### THE PROBLEM
Retype every entry exactly, character for character.

-- start of RECORDS SHOWN --

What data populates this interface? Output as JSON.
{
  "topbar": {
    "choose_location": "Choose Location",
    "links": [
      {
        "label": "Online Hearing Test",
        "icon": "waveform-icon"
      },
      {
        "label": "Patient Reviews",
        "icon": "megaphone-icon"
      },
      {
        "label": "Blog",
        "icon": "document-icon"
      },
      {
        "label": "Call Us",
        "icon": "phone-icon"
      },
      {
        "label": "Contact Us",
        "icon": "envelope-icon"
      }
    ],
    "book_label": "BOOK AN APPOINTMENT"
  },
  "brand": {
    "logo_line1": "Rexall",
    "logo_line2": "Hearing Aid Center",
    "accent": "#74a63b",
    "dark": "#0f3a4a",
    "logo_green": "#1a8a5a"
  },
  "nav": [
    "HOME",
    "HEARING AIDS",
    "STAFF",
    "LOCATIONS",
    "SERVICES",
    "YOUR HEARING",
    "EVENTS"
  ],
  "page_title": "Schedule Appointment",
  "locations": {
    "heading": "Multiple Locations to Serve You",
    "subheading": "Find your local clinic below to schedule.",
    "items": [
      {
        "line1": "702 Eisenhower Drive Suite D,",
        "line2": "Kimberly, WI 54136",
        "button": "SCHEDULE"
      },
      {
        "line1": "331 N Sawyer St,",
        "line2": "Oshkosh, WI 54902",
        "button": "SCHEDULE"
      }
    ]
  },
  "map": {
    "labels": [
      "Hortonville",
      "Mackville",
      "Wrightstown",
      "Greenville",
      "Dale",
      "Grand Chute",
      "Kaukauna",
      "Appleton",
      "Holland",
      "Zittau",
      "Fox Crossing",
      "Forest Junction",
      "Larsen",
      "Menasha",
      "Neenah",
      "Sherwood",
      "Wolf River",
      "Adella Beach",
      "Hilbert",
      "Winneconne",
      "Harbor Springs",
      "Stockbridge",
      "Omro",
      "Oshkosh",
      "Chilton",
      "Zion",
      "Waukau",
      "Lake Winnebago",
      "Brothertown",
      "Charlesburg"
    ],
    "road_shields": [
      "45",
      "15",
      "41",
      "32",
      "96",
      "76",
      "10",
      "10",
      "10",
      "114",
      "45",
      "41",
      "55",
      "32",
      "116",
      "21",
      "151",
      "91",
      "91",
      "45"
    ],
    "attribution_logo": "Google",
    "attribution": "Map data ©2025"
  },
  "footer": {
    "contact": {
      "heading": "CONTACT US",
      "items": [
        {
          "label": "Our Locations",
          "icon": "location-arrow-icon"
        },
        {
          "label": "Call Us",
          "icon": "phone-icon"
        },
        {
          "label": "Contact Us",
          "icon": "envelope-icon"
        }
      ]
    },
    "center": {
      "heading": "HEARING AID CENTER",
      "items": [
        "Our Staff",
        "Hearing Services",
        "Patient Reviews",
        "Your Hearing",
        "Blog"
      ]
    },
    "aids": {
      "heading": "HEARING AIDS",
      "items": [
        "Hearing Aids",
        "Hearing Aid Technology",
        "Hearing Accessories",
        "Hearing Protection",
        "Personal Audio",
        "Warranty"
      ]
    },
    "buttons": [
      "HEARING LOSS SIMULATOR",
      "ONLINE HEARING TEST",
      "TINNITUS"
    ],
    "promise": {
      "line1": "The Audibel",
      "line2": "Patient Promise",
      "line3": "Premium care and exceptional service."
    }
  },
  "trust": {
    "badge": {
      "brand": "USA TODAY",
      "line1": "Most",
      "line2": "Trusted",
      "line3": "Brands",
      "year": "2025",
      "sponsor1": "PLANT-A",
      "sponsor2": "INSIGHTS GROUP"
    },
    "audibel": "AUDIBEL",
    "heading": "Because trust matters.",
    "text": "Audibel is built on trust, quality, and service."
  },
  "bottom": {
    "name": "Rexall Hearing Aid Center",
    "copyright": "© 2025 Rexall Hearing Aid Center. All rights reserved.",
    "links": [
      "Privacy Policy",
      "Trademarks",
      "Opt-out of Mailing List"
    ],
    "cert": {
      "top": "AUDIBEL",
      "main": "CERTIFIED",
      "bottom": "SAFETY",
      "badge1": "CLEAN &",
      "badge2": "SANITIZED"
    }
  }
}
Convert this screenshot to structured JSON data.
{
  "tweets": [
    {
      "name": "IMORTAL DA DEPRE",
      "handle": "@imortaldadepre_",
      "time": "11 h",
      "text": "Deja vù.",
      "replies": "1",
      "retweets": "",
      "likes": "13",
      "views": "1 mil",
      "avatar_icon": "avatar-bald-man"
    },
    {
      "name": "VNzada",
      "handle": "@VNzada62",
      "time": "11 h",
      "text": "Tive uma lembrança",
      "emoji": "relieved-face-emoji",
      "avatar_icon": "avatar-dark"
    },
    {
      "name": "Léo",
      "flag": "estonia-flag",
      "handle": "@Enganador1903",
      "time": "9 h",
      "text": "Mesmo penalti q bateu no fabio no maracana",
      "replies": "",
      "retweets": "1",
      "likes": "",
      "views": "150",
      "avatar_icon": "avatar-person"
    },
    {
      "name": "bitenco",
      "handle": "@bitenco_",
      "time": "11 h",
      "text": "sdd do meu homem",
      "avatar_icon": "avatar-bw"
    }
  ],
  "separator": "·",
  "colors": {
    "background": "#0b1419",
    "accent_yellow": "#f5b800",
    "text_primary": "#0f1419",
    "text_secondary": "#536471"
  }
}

-- end of RECORDS SHOWN --

### REPLY
What data populates this interface? Output as JSON.
{
  "topbar": {
    "choose_location": "Choose Location",
    "links": [
      {
        "label": "Online Hearing Test",
        "icon": "waveform-icon"
      },
      {
        "label": "Patient Reviews",
        "icon": "megaphone-icon"
      },
      {
        "label": "Blog",
        "icon": "document-icon"
      },
      {
        "label": "Call Us",
        "icon": "phone-icon"
      },
      {
        "label": "Contact Us",
        "icon": "envelope-icon"
      }
    ],
    "book_label": "BOOK AN APPOINTMENT"
  },
  "brand": {
    "logo_line1": "Rexall",
    "logo_line2": "Hearing Aid Center",
    "accent": "#74a63b",
    "dark": "#0f3a4a",
    "logo_green": "#1a8a5a"
  },
  "nav": [
    "HOME",
    "HEARING AIDS",
    "STAFF",
    "LOCATIONS",
    "SERVICES",
    "YOUR HEARING",
    "EVENTS"
  ],
  "page_title": "Schedule Appointment",
  "locations": {
    "heading": "Multiple Locations to Serve You",
    "subheading": "Find your local clinic below to schedule.",
    "items": [
      {
        "line1": "702 Eisenhower Drive Suite D,",
        "line2": "Kimberly, WI 54136",
        "button": "SCHEDULE"
      },
      {
        "line1": "331 N Sawyer St,",
        "line2": "Oshkosh, WI 54902",
        "button": "SCHEDULE"
      }
    ]
  },
  "map": {
    "labels": [
      "Hortonville",
      "Mackville",
      "Wrightstown",
      "Greenville",
      "Dale",
      "Grand Chute",
      "Kaukauna",
      "Appleton",
      "Holland",
      "Zittau",
      "Fox Crossing",
      "Forest Junction",
      "Larsen",
      "Menasha",
      "Neenah",
      "Sherwood",
      "Wolf River",
      "Adella Beach",
      "Hilbert",
      "Winneconne",
      "Harbor Springs",
      "Stockbridge",
      "Omro",
      "Oshkosh",
      "Chilton",
      "Zion",
      "Waukau",
      "Lake Winnebago",
      "Brothertown",
      "Charlesburg"
    ],
    "road_shields": [
      "45",
      "15",
      "41",
      "32",
      "96",
      "76",
      "10",
      "10",
      "10",
      "114",
      "45",
      "41",
      "55",
      "32",
      "116",
      "21",
      "151",
      "91",
      "91",
      "45"
    ],
    "attribution_logo": "Google",
    "attribution": "Map data ©2025"
  },
  "footer": {
    "contact": {
      "heading": "CONTACT US",
      "items": [
        {
          "label": "Our Locations",
          "icon": "location-arrow-icon"
        },
        {
          "label": "Call Us",
          "icon": "phone-icon"
        },
        {
          "label": "Contact Us",
          "icon": "envelope-icon"
        }
      ]
    },
    "center": {
      "heading": "HEARING AID CENTER",
      "items": [
        "Our Staff",
        "Hearing Services",
        "Patient Reviews",
        "Your Hearing",
        "Blog"
      ]
    },
    "aids": {
      "heading": "HEARING AIDS",
      "items": [
        "Hearing Aids",
        "Hearing Aid Technology",
        "Hearing Accessories",
        "Hearing Protection",
        "Personal Audio",
        "Warranty"
      ]
    },
    "buttons": [
      "HEARING LOSS SIMULATOR",
      "ONLINE HEARING TEST",
      "TINNITUS"
    ],
    "promise": {
      "line1": "The Audibel",
      "line2": "Patient Promise",
      "line3": "Premium care and exceptional service."
    }
  },
  "trust": {
    "badge": {
      "brand": "USA TODAY",
      "line1": "Most",
      "line2": "Trusted",
      "line3": "Brands",
      "year": "2025",
      "sponsor1": "PLANT-A",
      "sponsor2": "INSIGHTS GROUP"
    },
    "audibel": "AUDIBEL",
    "heading": "Because trust matters.",
    "text": "Audibel is built on trust, quality, and service."
  },
  "bottom": {
    "name": "Rexall Hearing Aid Center",
    "copyright": "© 2025 Rexall Hearing Aid Center. All rights reserved.",
    "links": [
      "Privacy Policy",
      "Trademarks",
      "Opt-out of Mailing List"
    ],
    "cert": {
      "top": "AUDIBEL",
      "main": "CERTIFIED",
      "bottom": "SAFETY",
      "badge1": "CLEAN &",
      "badge2": "SANITIZED"
    }
  }
}
Convert this screenshot to structured JSON data.
{
  "tweets": [
    {
      "name": "IMORTAL DA DEPRE",
      "handle": "@imortaldadepre_",
      "time": "11 h",
      "text": "Deja vù.",
      "replies": "1",
      "retweets": "",
      "likes": "13",
      "views": "1 mil",
      "avatar_icon": "avatar-bald-man"
    },
    {
      "name": "VNzada",
      "handle": "@VNzada62",
      "time": "11 h",
      "text": "Tive uma lembrança",
      "emoji": "relieved-face-emoji",
      "avatar_icon": "avatar-dark"
    },
    {
      "name": "Léo",
      "flag": "estonia-flag",
      "handle": "@Enganador1903",
      "time": "9 h",
      "text": "Mesmo penalti q bateu no fabio no maracana",
      "replies": "",
      "retweets": "1",
      "likes": "",
      "views": "150",
      "avatar_icon": "avatar-person"
    },
    {
      "name": "bitenco",
      "handle": "@bitenco_",
      "time": "11 h",
      "text": "sdd do meu homem",
      "avatar_icon": "avatar-bw"
    }
  ],
  "separator": "·",
  "colors": {
    "background": "#0b1419",
    "accent_yellow": "#f5b800",
    "text_primary": "#0f1419",
    "text_secondary": "#536471"
  }
}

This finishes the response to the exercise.